** begin Passage shown **

Report from Jane Fields on her experiences on the Patagonian Icefield Expedition in 2010 Rolling across the Patagonian Steppe on un-surfaced roads on a crowded bus was how this journey began. Nothing for miles but open grassland and hills on the horizon. My daydreams were interrupted by a stop at an Inn in the middle of nowhere where we were treated to coffee and delicious home-made cakes.
As we arrived in El Chalten, so did the rain. We sought refuge in a friendly restaurant opposite the bus stop. The owner just happened to own a 4WD truck and kindly dropped us at the start of our trek. It seemed like a good omen when the rain stopped and we made our way through a forest of lengas and Antarctic beech to a cosy little mountain cabin, Piedra del Fraile. We camped at the small campsite adjacent to the cabin. Views of the mountaintops were shrouded in cloud so we consoled ourselves with local liquors sold at the cabin.
Clear blue skies, sunshine. We awoke to a different world. Lovely coffee was available from the cabin which gave is time to dry out the tents. Our route took us up the beautiful Electrico Valley, our view dominated by the surrounding peaks. We stopped for lunch on 'La Playita', a small beach by Lago Electrico which is often used as a campsite by groups due to the sheltered location and plentiful supply of fresh water.
A short scramble from the beach and we made our way along paths in the frontal moraine to the foot of The Marconi Glacier. The first section of dry moraine led onto a truly spectacular section of open crevasses. Richard led us through a seemingly impassable maze of chasms and deep melt-holes. Once through the danger zone we set up camp for night two. Sleep was interrupted by the distant rumbles of avalanches and the cracks and groans of our icy campsite.
Our route continued up the more snow covered section of the glacier and care had to be taken to avoid HUGE hidden crevasses. Then crampons were exchanged for snowshoes as we headed out over the pass. As the pass opened out onto the ice-cap the view was shrouded by a head-on light blizzard. I have to say, this did not spoil the day- it just added to the ambience of being in such a remote place !

** end Passage shown **

▸ **Set exercise A**
Answer these questions from the expedition report:
(i) Where did the group take refuge from the rain when they arrived in El Chalten?
(ii) Where did the group stop for lunch in the Electrico Valley?
(iii) What were crampons exchanged for before heading out over the pass?
▸ **Set exercise B**
Set down, word for word, the part of the expedition report that opens with the words containing "A short scramble" and closes with "remote place !".
Use only the expedition report to answer the tasks about it.

** begin Data excerpts **

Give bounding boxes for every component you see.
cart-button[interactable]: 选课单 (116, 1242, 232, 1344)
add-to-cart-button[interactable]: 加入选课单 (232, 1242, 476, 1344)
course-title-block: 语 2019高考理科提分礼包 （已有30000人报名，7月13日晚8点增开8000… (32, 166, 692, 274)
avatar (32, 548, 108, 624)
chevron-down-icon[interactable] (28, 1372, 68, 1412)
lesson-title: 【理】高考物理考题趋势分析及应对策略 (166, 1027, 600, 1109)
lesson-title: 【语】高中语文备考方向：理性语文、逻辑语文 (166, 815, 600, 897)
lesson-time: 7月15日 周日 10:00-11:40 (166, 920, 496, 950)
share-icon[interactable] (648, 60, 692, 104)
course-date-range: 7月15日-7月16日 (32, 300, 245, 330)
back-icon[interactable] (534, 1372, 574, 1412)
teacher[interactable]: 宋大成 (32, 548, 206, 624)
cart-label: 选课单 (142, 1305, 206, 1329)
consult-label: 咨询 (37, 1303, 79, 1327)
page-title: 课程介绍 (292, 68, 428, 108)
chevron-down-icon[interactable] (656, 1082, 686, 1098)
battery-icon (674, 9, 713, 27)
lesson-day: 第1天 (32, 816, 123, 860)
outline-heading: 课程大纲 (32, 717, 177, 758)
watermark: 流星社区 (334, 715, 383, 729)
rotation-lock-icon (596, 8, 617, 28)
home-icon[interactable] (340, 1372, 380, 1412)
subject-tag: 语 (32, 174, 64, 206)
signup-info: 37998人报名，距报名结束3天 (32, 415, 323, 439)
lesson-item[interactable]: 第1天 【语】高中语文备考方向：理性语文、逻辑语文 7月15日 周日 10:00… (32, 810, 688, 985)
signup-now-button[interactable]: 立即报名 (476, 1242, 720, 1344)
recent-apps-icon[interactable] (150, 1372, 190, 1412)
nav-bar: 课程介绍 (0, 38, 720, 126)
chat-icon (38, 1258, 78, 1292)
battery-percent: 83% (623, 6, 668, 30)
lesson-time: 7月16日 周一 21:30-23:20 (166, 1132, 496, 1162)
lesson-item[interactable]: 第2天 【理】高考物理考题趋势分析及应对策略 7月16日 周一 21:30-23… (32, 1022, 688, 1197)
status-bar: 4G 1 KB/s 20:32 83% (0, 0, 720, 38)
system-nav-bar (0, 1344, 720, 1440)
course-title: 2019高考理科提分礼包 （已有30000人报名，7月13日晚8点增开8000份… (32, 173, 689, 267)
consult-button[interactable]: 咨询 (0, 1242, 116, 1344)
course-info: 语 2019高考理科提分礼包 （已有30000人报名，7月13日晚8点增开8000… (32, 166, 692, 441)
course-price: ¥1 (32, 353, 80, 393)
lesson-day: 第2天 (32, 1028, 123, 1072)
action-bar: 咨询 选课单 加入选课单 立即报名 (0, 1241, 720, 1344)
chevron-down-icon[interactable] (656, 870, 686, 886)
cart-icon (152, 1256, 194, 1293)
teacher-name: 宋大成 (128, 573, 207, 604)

** end Data excerpts **

▸ **Written solution A**
(i) A friendly restaurant opposite the bus stop.
(ii) On 'La Playita', a small beach by Lago Electrico.
(iii) Snowshoes.

▸ **Written solution B**
A short scramble from the beach and we made our way along paths in the frontal moraine to the foot of The Marconi Glacier. The first section of dry moraine led onto a truly spectacular section of open crevasses. Richard led us through a seemingly impassable maze of chasms and deep melt-holes. Once through the danger zone we set up camp for night two. Sleep was interrupted by the distant rumbles of avalanches and the cracks and groans of our icy campsite.
Our route continued up the more snow covered section of the glacier and care had to be taken to avoid HUGE hidden crevasses. Then crampons were exchanged for snowshoes as we headed out over the pass. As the pass opened out onto the ice-cap the view was shrouded by a head-on light blizzard. I have to say, this did not spoil the day- it just added to the ambience of being in such a remote place !